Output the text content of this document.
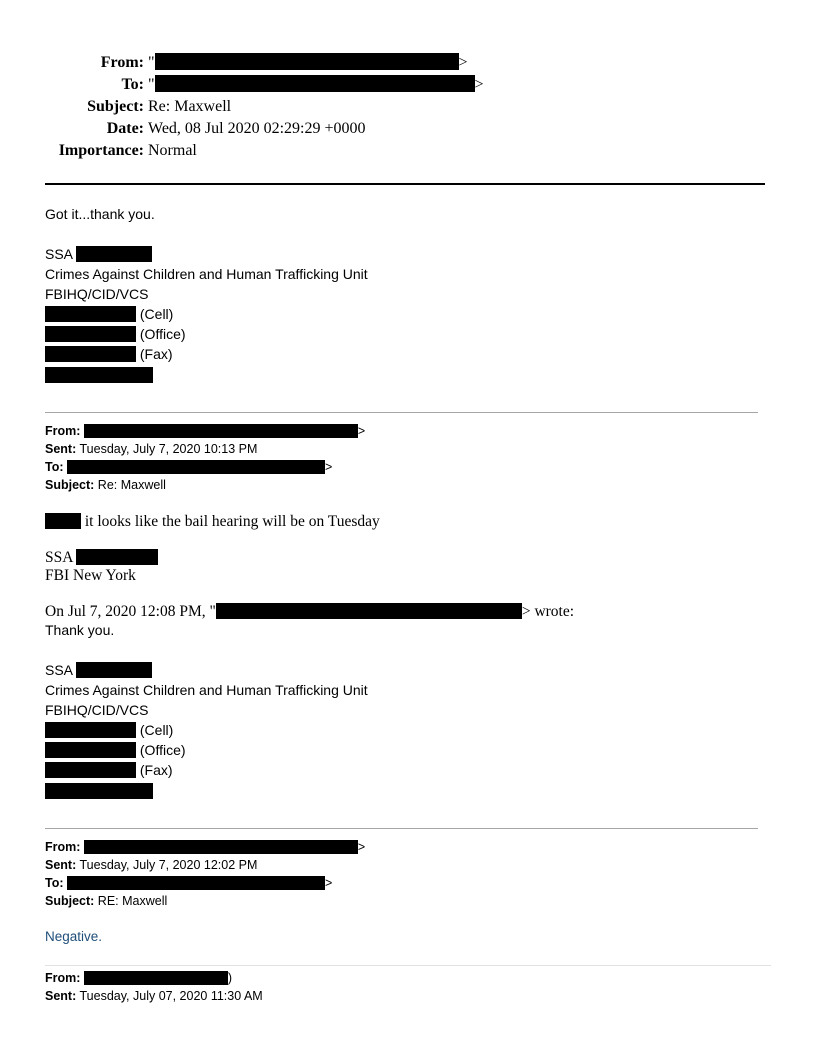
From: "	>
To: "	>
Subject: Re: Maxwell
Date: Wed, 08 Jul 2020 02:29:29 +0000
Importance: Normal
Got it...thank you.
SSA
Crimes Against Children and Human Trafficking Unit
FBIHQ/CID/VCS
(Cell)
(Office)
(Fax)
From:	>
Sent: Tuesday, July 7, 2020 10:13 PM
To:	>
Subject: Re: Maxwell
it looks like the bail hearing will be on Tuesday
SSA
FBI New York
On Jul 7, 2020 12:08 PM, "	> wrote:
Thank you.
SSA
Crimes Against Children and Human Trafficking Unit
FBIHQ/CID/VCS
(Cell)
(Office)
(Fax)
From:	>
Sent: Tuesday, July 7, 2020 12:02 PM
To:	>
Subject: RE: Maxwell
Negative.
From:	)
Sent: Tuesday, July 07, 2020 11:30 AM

= = = = = = =

• **Work to complete**: The pictures should not appear in the copy; every other part of the records above must be returned exactly.

• **Task output**:
Output the text content of this document.
From: "	>
To: "	>
Subject: Re: Maxwell
Date: Wed, 08 Jul 2020 02:29:29 +0000
Importance: Normal
Got it...thank you.
SSA
Crimes Against Children and Human Trafficking Unit
FBIHQ/CID/VCS
(Cell)
(Office)
(Fax)
From:	>
Sent: Tuesday, July 7, 2020 10:13 PM
To:	>
Subject: Re: Maxwell
it looks like the bail hearing will be on Tuesday
SSA
FBI New York
On Jul 7, 2020 12:08 PM, "	> wrote:
Thank you.
SSA
Crimes Against Children and Human Trafficking Unit
FBIHQ/CID/VCS
(Cell)
(Office)
(Fax)
From:	>
Sent: Tuesday, July 7, 2020 12:02 PM
To:	>
Subject: RE: Maxwell
Negative.
From:	)
Sent: Tuesday, July 07, 2020 11:30 AM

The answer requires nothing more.